▶ **SHORT EXERCISE**: Omit the images, then print each record below exactly as it reads.

··· SUPPLIED DATA

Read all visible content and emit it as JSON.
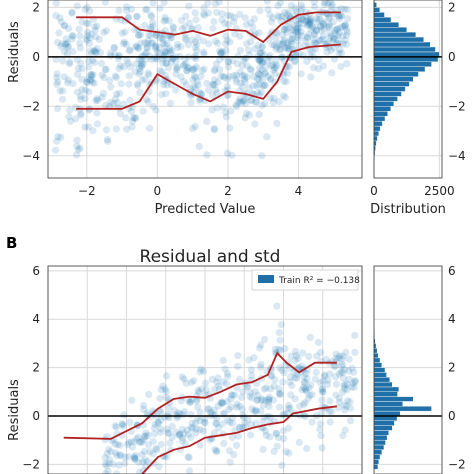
{
  "colors": {
    "points": "#1f77b4",
    "bars": "#1f6fa8",
    "band": "#b22222",
    "zero": "#000000",
    "grid": "#d9d9d9"
  },
  "chart_data": [
    {
      "panel_label": "",
      "type": "scatter",
      "title": "",
      "xlabel": "Predicted Value",
      "ylabel": "Residuals",
      "x_ticks": [
        "−2",
        "0",
        "2",
        "4"
      ],
      "y_ticks": [
        "−4",
        "−2",
        "0",
        "2"
      ],
      "xlim": [
        -3.1,
        5.8
      ],
      "ylim": [
        -4.9,
        2.3
      ],
      "zero_line": 0,
      "upper_band": {
        "x": [
          -2.3,
          -1.6,
          -1.0,
          -0.5,
          0,
          0.5,
          1.0,
          1.5,
          2.0,
          2.5,
          3.0,
          3.5,
          4.0,
          4.5,
          5.2
        ],
        "y": [
          1.6,
          1.6,
          1.6,
          1.1,
          1.0,
          0.9,
          1.05,
          0.85,
          1.1,
          1.05,
          0.6,
          1.3,
          1.7,
          1.8,
          1.8
        ]
      },
      "lower_band": {
        "x": [
          -2.3,
          -1.6,
          -1.0,
          -0.5,
          0,
          0.5,
          1.0,
          1.5,
          2.0,
          2.5,
          3.0,
          3.4,
          3.8,
          4.3,
          5.2
        ],
        "y": [
          -2.1,
          -2.1,
          -2.1,
          -1.8,
          -0.7,
          -1.1,
          -1.5,
          -1.8,
          -1.4,
          -1.5,
          -1.7,
          -1.0,
          0.2,
          0.4,
          0.5
        ]
      },
      "point_region": {
        "xmin": -2.9,
        "xmax": 5.4,
        "ymin": -4.6,
        "ymax": 2.3
      },
      "point_count": 900,
      "hist": {
        "xlabel": "Distribution",
        "x_ticks": [
          "0",
          "2500"
        ],
        "xlim": [
          0,
          2600
        ],
        "bins_y": [
          -4.2,
          -4.0,
          -3.8,
          -3.6,
          -3.4,
          -3.2,
          -3.0,
          -2.8,
          -2.6,
          -2.4,
          -2.2,
          -2.0,
          -1.8,
          -1.6,
          -1.4,
          -1.2,
          -1.0,
          -0.8,
          -0.6,
          -0.4,
          -0.2,
          0.0,
          0.2,
          0.4,
          0.6,
          0.8,
          1.0,
          1.2,
          1.4,
          1.6,
          1.8,
          2.0
        ],
        "counts": [
          20,
          40,
          60,
          90,
          130,
          180,
          240,
          320,
          420,
          520,
          640,
          760,
          900,
          1050,
          1200,
          1350,
          1500,
          1700,
          1950,
          2200,
          2450,
          2500,
          2350,
          2150,
          1900,
          1600,
          1250,
          950,
          650,
          400,
          220,
          100
        ]
      }
    },
    {
      "panel_label": "B",
      "type": "scatter",
      "title": "Residual and std",
      "xlabel": "",
      "ylabel": "Residuals",
      "legend": "Train R² = −0.138",
      "y_ticks": [
        "−2",
        "0",
        "2",
        "4",
        "6"
      ],
      "xlim": [
        0,
        10
      ],
      "ylim": [
        -2.4,
        6.2
      ],
      "zero_line": 0,
      "upper_band": {
        "x": [
          0.5,
          2.0,
          3.0,
          3.5,
          4.0,
          4.5,
          5.0,
          5.5,
          6.0,
          6.5,
          7.0,
          7.3,
          7.6,
          8.0,
          8.5,
          9.2
        ],
        "y": [
          -0.9,
          -0.95,
          -0.3,
          0.3,
          0.7,
          0.8,
          0.75,
          1.0,
          1.3,
          1.4,
          1.7,
          2.6,
          2.2,
          1.8,
          2.2,
          2.2
        ]
      },
      "lower_band": {
        "x": [
          3.0,
          3.5,
          4.0,
          4.5,
          5.0,
          5.5,
          6.0,
          6.5,
          7.0,
          7.5,
          7.8,
          8.2,
          8.6,
          9.2
        ],
        "y": [
          -2.4,
          -1.7,
          -1.4,
          -1.25,
          -0.9,
          -0.8,
          -0.7,
          -0.5,
          -0.35,
          -0.25,
          0.1,
          0.2,
          0.3,
          0.4
        ]
      },
      "point_region": {
        "xmin": 1.8,
        "xmax": 9.8,
        "ymin": -2.4,
        "ymax": 4.8
      },
      "point_count": 520,
      "hist": {
        "xlabel": "",
        "bins_y": [
          -2.2,
          -2.0,
          -1.8,
          -1.6,
          -1.4,
          -1.2,
          -1.0,
          -0.8,
          -0.6,
          -0.4,
          -0.2,
          0.0,
          0.2,
          0.4,
          0.6,
          0.8,
          1.0,
          1.2,
          1.4,
          1.6,
          1.8,
          2.0,
          2.2,
          2.4,
          2.6,
          2.8,
          3.0,
          3.2,
          3.4
        ],
        "counts": [
          150,
          180,
          230,
          300,
          380,
          440,
          500,
          560,
          700,
          780,
          880,
          1000,
          2200,
          1100,
          1500,
          900,
          950,
          700,
          600,
          480,
          420,
          300,
          230,
          160,
          120,
          80,
          50,
          30,
          20
        ],
        "xlim": [
          0,
          2600
        ]
      }
    }
  ]
}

······

▶ **RESULT OF THE TASK**:
Read all visible content and emit it as JSON.
{
  "colors": {
    "points": "#1f77b4",
    "bars": "#1f6fa8",
    "band": "#b22222",
    "zero": "#000000",
    "grid": "#d9d9d9"
  },
  "chart_data": [
    {
      "panel_label": "",
      "type": "scatter",
      "title": "",
      "xlabel": "Predicted Value",
      "ylabel": "Residuals",
      "x_ticks": [
        "−2",
        "0",
        "2",
        "4"
      ],
      "y_ticks": [
        "−4",
        "−2",
        "0",
        "2"
      ],
      "xlim": [
        -3.1,
        5.8
      ],
      "ylim": [
        -4.9,
        2.3
      ],
      "zero_line": 0,
      "upper_band": {
        "x": [
          -2.3,
          -1.6,
          -1.0,
          -0.5,
          0,
          0.5,
          1.0,
          1.5,
          2.0,
          2.5,
          3.0,
          3.5,
          4.0,
          4.5,
          5.2
        ],
        "y": [
          1.6,
          1.6,
          1.6,
          1.1,
          1.0,
          0.9,
          1.05,
          0.85,
          1.1,
          1.05,
          0.6,
          1.3,
          1.7,
          1.8,
          1.8
        ]
      },
      "lower_band": {
        "x": [
          -2.3,
          -1.6,
          -1.0,
          -0.5,
          0,
          0.5,
          1.0,
          1.5,
          2.0,
          2.5,
          3.0,
          3.4,
          3.8,
          4.3,
          5.2
        ],
        "y": [
          -2.1,
          -2.1,
          -2.1,
          -1.8,
          -0.7,
          -1.1,
          -1.5,
          -1.8,
          -1.4,
          -1.5,
          -1.7,
          -1.0,
          0.2,
          0.4,
          0.5
        ]
      },
      "point_region": {
        "xmin": -2.9,
        "xmax": 5.4,
        "ymin": -4.6,
        "ymax": 2.3
      },
      "point_count": 900,
      "hist": {
        "xlabel": "Distribution",
        "x_ticks": [
          "0",
          "2500"
        ],
        "xlim": [
          0,
          2600
        ],
        "bins_y": [
          -4.2,
          -4.0,
          -3.8,
          -3.6,
          -3.4,
          -3.2,
          -3.0,
          -2.8,
          -2.6,
          -2.4,
          -2.2,
          -2.0,
          -1.8,
          -1.6,
          -1.4,
          -1.2,
          -1.0,
          -0.8,
          -0.6,
          -0.4,
          -0.2,
          0.0,
          0.2,
          0.4,
          0.6,
          0.8,
          1.0,
          1.2,
          1.4,
          1.6,
          1.8,
          2.0
        ],
        "counts": [
          20,
          40,
          60,
          90,
          130,
          180,
          240,
          320,
          420,
          520,
          640,
          760,
          900,
          1050,
          1200,
          1350,
          1500,
          1700,
          1950,
          2200,
          2450,
          2500,
          2350,
          2150,
          1900,
          1600,
          1250,
          950,
          650,
          400,
          220,
          100
        ]
      }
    },
    {
      "panel_label": "B",
      "type": "scatter",
      "title": "Residual and std",
      "xlabel": "",
      "ylabel": "Residuals",
      "legend": "Train R² = −0.138",
      "y_ticks": [
        "−2",
        "0",
        "2",
        "4",
        "6"
      ],
      "xlim": [
        0,
        10
      ],
      "ylim": [
        -2.4,
        6.2
      ],
      "zero_line": 0,
      "upper_band": {
        "x": [
          0.5,
          2.0,
          3.0,
          3.5,
          4.0,
          4.5,
          5.0,
          5.5,
          6.0,
          6.5,
          7.0,
          7.3,
          7.6,
          8.0,
          8.5,
          9.2
        ],
        "y": [
          -0.9,
          -0.95,
          -0.3,
          0.3,
          0.7,
          0.8,
          0.75,
          1.0,
          1.3,
          1.4,
          1.7,
          2.6,
          2.2,
          1.8,
          2.2,
          2.2
        ]
      },
      "lower_band": {
        "x": [
          3.0,
          3.5,
          4.0,
          4.5,
          5.0,
          5.5,
          6.0,
          6.5,
          7.0,
          7.5,
          7.8,
          8.2,
          8.6,
          9.2
        ],
        "y": [
          -2.4,
          -1.7,
          -1.4,
          -1.25,
          -0.9,
          -0.8,
          -0.7,
          -0.5,
          -0.35,
          -0.25,
          0.1,
          0.2,
          0.3,
          0.4
        ]
      },
      "point_region": {
        "xmin": 1.8,
        "xmax": 9.8,
        "ymin": -2.4,
        "ymax": 4.8
      },
      "point_count": 520,
      "hist": {
        "xlabel": "",
        "bins_y": [
          -2.2,
          -2.0,
          -1.8,
          -1.6,
          -1.4,
          -1.2,
          -1.0,
          -0.8,
          -0.6,
          -0.4,
          -0.2,
          0.0,
          0.2,
          0.4,
          0.6,
          0.8,
          1.0,
          1.2,
          1.4,
          1.6,
          1.8,
          2.0,
          2.2,
          2.4,
          2.6,
          2.8,
          3.0,
          3.2,
          3.4
        ],
        "counts": [
          150,
          180,
          230,
          300,
          380,
          440,
          500,
          560,
          700,
          780,
          880,
          1000,
          2200,
          1100,
          1500,
          900,
          950,
          700,
          600,
          480,
          420,
          300,
          230,
          160,
          120,
          80,
          50,
          30,
          20
        ],
        "xlim": [
          0,
          2600
        ]
      }
    }
  ]
}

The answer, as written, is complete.